(レイアウト領域のレコード)
▽

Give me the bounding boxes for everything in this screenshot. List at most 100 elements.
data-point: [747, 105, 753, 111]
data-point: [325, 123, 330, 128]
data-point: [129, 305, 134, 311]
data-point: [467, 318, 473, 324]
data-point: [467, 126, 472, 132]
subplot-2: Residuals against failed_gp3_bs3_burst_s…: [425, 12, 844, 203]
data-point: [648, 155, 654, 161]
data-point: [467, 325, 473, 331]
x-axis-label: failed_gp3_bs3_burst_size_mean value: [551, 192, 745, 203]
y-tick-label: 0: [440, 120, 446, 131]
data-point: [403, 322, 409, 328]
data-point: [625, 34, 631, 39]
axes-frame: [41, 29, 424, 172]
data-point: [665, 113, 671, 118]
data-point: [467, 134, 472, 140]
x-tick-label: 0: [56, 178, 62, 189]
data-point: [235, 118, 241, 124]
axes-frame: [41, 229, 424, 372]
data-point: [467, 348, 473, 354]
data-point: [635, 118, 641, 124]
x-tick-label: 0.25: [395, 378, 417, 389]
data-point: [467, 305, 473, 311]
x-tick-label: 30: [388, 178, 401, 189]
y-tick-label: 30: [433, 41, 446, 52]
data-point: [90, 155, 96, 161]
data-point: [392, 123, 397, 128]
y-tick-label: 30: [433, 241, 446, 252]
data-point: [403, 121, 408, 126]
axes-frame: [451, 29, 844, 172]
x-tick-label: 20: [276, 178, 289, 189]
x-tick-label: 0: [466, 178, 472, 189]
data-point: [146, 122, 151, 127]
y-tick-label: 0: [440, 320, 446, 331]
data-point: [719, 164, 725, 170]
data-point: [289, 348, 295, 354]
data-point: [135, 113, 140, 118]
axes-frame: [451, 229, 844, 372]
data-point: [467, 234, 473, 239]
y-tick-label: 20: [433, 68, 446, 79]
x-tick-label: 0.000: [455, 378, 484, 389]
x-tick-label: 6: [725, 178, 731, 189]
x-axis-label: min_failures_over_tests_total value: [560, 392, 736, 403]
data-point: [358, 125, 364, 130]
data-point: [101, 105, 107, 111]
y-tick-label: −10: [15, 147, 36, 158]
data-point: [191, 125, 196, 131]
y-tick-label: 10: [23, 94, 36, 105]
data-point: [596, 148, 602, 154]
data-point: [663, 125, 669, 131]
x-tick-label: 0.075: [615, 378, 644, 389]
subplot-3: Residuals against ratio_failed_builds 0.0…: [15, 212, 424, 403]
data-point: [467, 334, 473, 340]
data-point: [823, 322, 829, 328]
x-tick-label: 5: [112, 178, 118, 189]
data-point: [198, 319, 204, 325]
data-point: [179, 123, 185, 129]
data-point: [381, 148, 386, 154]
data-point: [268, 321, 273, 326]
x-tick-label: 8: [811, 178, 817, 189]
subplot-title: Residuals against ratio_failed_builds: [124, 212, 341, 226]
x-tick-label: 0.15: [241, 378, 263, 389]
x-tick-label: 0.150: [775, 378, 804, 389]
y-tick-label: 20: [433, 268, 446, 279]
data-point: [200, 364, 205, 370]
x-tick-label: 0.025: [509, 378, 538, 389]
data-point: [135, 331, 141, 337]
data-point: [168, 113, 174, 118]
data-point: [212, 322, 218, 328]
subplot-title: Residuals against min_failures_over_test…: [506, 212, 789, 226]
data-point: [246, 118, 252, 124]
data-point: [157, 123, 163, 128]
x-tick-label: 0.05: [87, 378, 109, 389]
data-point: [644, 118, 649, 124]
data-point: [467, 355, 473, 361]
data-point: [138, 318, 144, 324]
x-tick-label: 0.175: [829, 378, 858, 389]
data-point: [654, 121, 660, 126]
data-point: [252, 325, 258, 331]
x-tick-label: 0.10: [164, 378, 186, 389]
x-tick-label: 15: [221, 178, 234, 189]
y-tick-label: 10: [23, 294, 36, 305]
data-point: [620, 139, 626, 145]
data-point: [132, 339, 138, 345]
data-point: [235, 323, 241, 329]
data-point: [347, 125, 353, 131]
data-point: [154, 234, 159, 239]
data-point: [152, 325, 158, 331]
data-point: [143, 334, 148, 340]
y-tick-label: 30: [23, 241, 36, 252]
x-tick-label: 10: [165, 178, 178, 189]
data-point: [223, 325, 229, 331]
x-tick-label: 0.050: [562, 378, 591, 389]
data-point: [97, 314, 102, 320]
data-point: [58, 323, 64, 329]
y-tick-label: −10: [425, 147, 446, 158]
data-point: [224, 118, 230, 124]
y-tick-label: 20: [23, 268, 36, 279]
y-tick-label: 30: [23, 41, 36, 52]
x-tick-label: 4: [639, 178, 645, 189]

△

◆ **課題内容**
上のレコードで、文字列「axes」を含む行はどれですか。該当する行をすべて探し、それぞれ書き写してください。

◆ **演習の出力**
axes-frame: [41, 29, 424, 172]
axes-frame: [41, 229, 424, 372]
axes-frame: [451, 29, 844, 172]
axes-frame: [451, 229, 844, 372]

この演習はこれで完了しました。